** Text provided **
---
GRNC Seeks Injunction Against Posting Of NC State Fair

North Carolina’s Agriculture Commissioner Steve Troxler (R-NC) is the official in charge of the State Fair held in Raleigh. This year, for some reason, he held a press conference announcing that it would be policy to post the State Fair against concealed carry by properly permitted CHP holders. His argument is that this is just a continuation of how things have always been.

The Criminal Law blog of the UNC School of Government has looked at this issue and it appears that Commissioner Troxler is on very shaky ground. The State Fair isn’t a private business nor is it a unit of local government which might allow him to do it. As it is, the law is very specific that CHP holders are allowed to carry at assemblies where a fee is charged. Moreover, state law specifies which state government buildings that are posted including such places as the Executive Mansion and the State Capitol Building. The State Fair is not one of the buildings mention.

Given that state laws regarding firearms and where they may be carried legally has changed considerably in the last few years, this is an odd move on the part of Troxler. In response, Grass Roots North Carolina is going to court seeking an injunction to stop Troxler from posting the State Fair. The State Fair runs from October 16th through the 26th so time is of the essence.

Gun group to file injunction against state fair posting today
Due to an impasse in negotiations with North Carolina Agriculture Commissioner Steve Troxler, Grass Roots North Carolina will today file  for a temporary restraining order in Wake County Superior Court with the intention of preventing the Department of Agriculture from posting the state fair against lawful concealed carry.

BACKGROUND
At the request of North Carolina Commissioner of Agriculture Steve Troxler, GRNC representatives met with the commissioner and his legal counsel after his police chief for the state fairgrounds, Joel Keith, began telling people the North Carolina State Fair would be posted against all firearms, including lawful concealed carry. Although Troxler is not particularly anti-gun, he seems unwilling to take responsibility for doing the right thing, saying instead that as a member of the executive branch, he cannot interpret statutes and must follow the interpretations given to him (more on that shortly). 

Consequently, the commissioner and GRNC were unable to achieve a satisfactory resolution of the problem. GRNC is now preparing a filing for a temporary restraining order, through its sister non-profit, Rights Watch International, to prevent the fair, which starts next week, from being posted.

ORIGINS OF THE PROBLEM

Before passage of House Bill 937, which became effective on October 1, 2013, guns were prohibited at “assemblies of people for which admission is charged.” Since that section of NCGS 14-269.3 was changed to permit carry by those with concealed handgun permits, however, only private property owners hosting such assemblies may prohibit concealed carry. The state fairgrounds, of course, are not private property.

TROXLER’S DODGE

Although NCGS 14-269.3 specifically opens carry to permit-holders, Troxler claims “vague” language in the statutes enables the state to post under NCGS 14-269(a2), which says the state’s general prohibition on concealed weapons, “does not apply to a person who has a concealed handgun permit issued in accordance with Article 54B of this Chapter, has a concealed handgun permit considered valid under G.S. 14-415.24, or is exempt from obtaining a permit pursuant to G.S. 14-415.25, provided the weapon is a handgun, is in a closed compartment or container within the person’s locked vehicle, and the vehicle is in a parking area that is owned or leased by State government.”
---
** Written problem A **
In the State Fair article, rewrite the passage from "Before passage of" to "not private property.", putting "HB 937" in place of "House Bill 937".
** Written problem B **
According to the State Fair article, what are the dates of the State Fair?
** Written problem C **
Continue the article about posting the NC State Fair against concealed carry from its last sentence.
The entries have nothing to do with the State Fair article.

** Dataset rows **
---
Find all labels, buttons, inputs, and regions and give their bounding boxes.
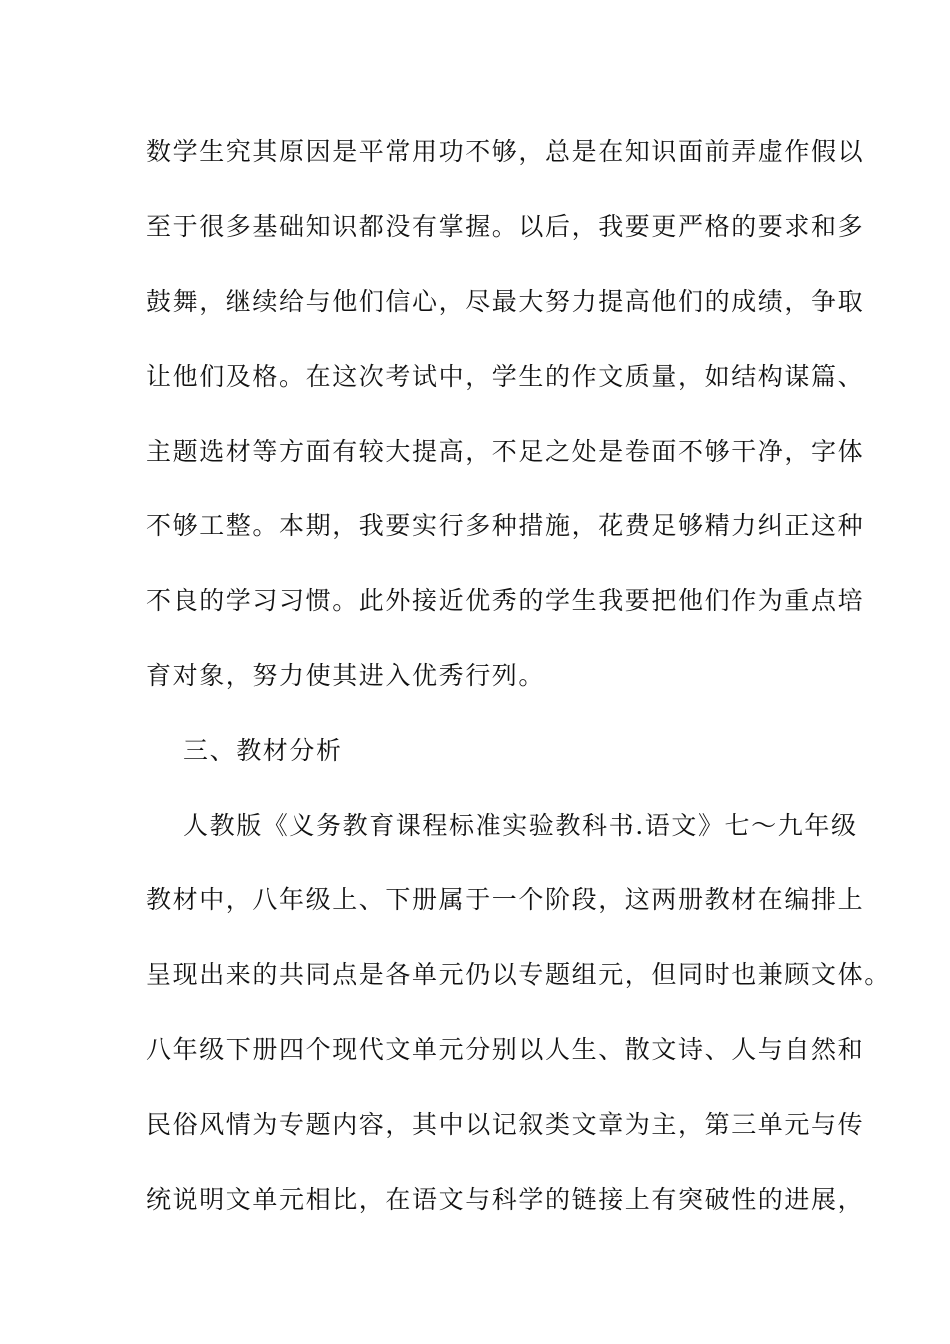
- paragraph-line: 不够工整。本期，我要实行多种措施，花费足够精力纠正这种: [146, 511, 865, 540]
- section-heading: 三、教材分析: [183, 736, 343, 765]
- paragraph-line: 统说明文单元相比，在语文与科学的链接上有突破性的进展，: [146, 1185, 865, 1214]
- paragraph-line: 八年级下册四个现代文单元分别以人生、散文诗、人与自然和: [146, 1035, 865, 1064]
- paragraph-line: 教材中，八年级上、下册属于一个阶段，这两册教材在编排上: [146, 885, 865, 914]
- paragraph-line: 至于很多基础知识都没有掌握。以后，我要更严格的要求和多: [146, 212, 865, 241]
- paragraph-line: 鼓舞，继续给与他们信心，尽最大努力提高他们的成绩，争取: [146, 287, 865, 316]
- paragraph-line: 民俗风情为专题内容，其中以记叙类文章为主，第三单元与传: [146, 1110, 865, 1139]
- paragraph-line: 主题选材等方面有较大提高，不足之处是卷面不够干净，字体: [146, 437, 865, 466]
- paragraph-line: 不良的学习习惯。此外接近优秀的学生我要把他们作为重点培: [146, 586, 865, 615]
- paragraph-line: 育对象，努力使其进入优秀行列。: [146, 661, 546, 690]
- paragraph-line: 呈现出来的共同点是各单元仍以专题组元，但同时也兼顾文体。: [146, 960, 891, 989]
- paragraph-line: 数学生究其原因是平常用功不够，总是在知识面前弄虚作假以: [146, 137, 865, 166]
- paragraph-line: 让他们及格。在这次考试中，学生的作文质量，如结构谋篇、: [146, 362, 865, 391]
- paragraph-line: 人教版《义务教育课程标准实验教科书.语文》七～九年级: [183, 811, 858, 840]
---
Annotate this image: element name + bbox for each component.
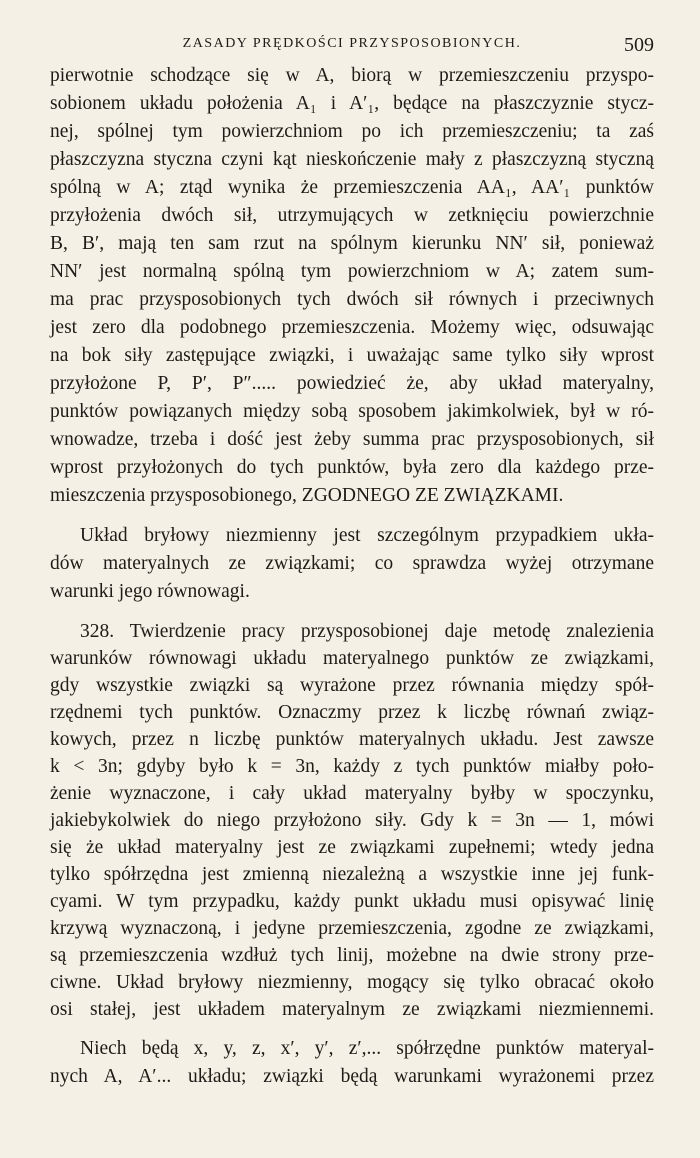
---
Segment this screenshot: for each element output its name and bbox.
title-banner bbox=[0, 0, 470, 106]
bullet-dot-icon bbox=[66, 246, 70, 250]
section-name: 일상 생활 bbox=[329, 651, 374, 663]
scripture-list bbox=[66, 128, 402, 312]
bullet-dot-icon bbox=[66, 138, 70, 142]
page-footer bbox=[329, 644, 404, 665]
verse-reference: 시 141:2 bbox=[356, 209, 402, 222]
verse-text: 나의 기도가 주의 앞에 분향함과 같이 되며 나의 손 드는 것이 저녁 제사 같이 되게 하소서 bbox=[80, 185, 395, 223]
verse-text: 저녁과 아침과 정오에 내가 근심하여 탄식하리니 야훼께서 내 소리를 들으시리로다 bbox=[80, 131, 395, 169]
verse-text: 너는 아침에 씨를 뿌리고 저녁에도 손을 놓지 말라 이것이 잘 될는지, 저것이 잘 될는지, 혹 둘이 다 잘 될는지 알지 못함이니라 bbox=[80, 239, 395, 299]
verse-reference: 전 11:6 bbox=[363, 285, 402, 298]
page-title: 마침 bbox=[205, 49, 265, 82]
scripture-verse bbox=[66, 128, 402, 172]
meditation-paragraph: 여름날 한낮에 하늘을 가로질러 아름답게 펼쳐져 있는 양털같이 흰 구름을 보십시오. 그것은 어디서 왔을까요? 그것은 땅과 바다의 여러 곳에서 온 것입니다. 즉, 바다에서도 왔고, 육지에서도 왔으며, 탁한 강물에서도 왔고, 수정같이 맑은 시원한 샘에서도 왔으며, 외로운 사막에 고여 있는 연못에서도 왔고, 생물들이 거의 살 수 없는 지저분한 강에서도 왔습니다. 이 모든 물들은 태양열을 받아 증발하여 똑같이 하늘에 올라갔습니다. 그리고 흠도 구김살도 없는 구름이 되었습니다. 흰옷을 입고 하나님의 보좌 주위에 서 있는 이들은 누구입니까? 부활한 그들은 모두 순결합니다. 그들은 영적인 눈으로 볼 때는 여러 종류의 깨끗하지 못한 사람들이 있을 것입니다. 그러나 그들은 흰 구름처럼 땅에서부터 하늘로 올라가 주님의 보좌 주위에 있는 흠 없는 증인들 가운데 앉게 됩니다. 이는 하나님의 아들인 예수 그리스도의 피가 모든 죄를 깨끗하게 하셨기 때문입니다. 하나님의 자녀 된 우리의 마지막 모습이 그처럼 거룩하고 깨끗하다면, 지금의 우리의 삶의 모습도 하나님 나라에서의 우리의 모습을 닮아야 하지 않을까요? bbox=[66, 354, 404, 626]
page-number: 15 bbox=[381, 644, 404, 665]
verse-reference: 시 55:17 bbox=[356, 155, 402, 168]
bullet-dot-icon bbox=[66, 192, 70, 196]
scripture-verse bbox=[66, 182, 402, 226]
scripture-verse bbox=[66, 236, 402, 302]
---
** Task answer A **
Before passage of HB 937, which became effective on October 1, 2013, guns were prohibited at “assemblies of people for which admission is charged.” Since that section of NCGS 14-269.3 was changed to permit carry by those with concealed handgun permits, however, only private property owners hosting such assemblies may prohibit concealed carry. The state fairgrounds, of course, are not private property.

** Task answer B **
October 16th through the 26th.

** Task answer C **
THE TRUTH
  1. The section above merely enables permit-holders to keep guns in closed compartments of locked motor vehicles in state properties where guns are prohibited. It does not create a prohibition in itself.
  1. In fact, NCGS 14-269.4 lists the specific state properties – such as the State Capitol, Governor’s Executive Mansion” and courthouses – where guns are prohibited. That section does not include the state fairgrounds.
  1. Even in the exceedingly unlikely event a court agreed that Troxler is allowedto post the fair, nothing requires him to do so. In short, his rationalization that he is just following what he has to do is false. Troxler is choosing to prohibit lawful concealed handgun permit-holders from protecting their families not only at the fair, but also in the parking lots outside the fair.

WHY IS THIS IMPORTANT?
As we’ve seen time and again, gun-free zones are dangerous places for law-abiding citizens. No family should be rendered entirely helpless should an event occur such as what happened at the Wisconsin State Fair in 2011. Dozens of teenagers and young adults attacked peaceful fairgoers as they left the fair. Eleven people were injured and thirty-one arrests were made. Criminals are always empowered when they know that their intended victims are disarmed.

I will keep on top of this to report on what the court’s decide. It should be interesting.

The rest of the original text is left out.